Extracts from a graphics dataset:
^^^^^^^^^^^^^^^^
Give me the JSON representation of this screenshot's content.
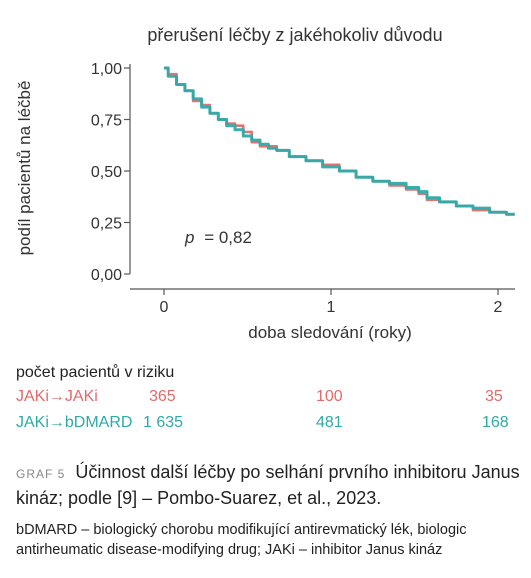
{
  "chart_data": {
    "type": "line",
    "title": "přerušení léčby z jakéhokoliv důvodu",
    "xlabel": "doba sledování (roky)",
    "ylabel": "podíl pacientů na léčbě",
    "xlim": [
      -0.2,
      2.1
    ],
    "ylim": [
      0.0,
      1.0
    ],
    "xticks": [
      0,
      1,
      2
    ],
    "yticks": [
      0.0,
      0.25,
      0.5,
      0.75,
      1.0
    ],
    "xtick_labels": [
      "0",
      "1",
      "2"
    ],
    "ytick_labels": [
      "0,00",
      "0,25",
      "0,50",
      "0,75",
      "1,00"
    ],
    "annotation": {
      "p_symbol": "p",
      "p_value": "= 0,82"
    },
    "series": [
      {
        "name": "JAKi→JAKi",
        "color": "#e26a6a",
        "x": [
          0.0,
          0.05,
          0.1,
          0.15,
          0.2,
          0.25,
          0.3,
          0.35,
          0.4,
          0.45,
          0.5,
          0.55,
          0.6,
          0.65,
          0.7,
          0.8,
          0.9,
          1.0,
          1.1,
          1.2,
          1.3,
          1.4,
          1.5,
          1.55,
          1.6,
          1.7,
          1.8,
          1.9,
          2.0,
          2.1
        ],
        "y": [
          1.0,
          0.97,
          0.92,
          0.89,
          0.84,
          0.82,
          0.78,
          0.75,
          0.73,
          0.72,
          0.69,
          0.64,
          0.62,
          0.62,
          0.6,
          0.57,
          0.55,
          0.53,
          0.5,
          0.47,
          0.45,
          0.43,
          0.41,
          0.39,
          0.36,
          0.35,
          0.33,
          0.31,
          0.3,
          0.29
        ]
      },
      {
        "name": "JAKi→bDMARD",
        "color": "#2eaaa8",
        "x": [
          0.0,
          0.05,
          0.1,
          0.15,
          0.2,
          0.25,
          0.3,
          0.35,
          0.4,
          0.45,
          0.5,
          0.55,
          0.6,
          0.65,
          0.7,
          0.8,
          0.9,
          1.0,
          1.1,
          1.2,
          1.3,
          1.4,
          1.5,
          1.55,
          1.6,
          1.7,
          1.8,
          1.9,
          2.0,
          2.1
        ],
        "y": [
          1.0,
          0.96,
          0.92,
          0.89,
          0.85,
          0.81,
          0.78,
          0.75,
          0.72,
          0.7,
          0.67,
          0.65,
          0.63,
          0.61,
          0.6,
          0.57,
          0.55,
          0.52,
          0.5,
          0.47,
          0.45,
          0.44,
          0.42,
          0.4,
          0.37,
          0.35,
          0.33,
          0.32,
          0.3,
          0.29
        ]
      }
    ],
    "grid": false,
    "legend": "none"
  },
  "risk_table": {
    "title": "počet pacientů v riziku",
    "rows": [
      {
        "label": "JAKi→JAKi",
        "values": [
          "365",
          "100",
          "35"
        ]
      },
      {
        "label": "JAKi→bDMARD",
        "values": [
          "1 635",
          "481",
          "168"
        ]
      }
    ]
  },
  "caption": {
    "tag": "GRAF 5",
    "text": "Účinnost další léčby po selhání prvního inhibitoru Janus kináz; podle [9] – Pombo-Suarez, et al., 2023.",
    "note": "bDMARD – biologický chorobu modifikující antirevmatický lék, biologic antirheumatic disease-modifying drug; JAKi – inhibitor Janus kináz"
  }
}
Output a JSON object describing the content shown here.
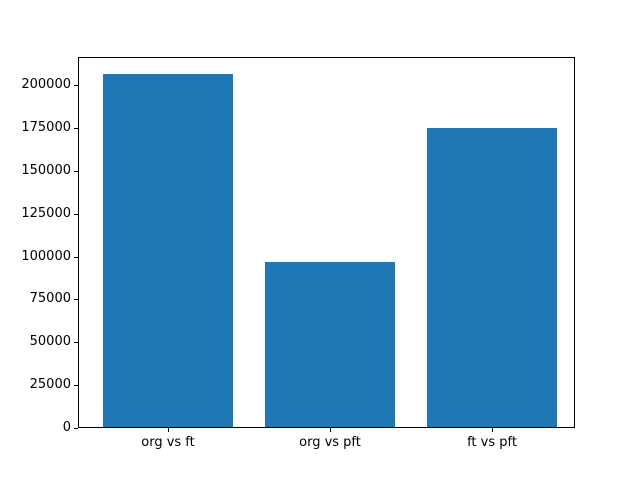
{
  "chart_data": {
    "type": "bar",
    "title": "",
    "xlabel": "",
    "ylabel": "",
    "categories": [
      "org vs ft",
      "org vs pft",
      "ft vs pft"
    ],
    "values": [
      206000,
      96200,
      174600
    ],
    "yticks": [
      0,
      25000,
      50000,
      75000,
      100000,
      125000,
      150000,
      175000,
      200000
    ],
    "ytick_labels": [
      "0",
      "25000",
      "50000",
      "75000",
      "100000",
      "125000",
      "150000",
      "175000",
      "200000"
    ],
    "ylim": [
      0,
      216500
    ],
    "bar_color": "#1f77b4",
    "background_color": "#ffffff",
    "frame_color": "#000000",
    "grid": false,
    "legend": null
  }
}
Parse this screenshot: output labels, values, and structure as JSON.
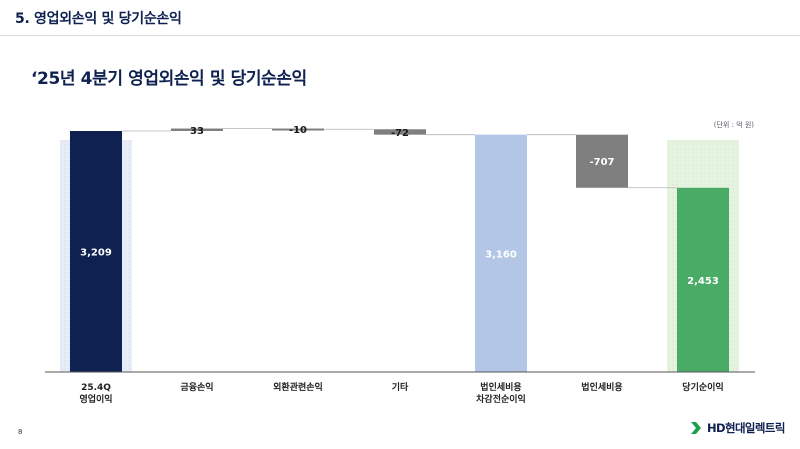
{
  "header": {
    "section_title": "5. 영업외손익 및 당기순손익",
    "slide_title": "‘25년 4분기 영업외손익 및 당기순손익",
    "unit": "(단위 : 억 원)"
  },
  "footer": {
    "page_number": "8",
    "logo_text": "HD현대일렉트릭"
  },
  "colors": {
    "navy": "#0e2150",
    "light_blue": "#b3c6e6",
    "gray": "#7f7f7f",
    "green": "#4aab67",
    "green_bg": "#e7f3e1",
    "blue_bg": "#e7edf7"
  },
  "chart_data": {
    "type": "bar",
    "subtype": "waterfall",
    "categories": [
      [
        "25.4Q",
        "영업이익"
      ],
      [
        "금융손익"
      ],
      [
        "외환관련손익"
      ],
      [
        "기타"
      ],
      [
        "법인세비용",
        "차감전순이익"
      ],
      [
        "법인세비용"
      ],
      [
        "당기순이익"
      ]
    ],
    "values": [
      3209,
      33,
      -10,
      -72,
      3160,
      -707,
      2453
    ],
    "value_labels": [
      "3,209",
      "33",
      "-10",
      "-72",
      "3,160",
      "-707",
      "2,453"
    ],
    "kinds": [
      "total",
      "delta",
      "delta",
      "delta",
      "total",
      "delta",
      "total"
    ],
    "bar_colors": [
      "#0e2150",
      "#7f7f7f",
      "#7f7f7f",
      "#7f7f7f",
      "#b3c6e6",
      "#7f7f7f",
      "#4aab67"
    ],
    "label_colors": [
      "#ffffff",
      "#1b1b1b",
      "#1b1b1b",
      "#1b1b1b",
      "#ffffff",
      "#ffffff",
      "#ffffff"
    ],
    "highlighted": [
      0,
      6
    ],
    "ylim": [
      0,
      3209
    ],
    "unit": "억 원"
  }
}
^^^^^^^^^^^^^^^^
*Work required*:
Read the data above. Pull out each line in which the string "ylabel" appears.

*Expected output*:
    "ylabel": "podíl pacientů na léčbě",
    "ylabel": "",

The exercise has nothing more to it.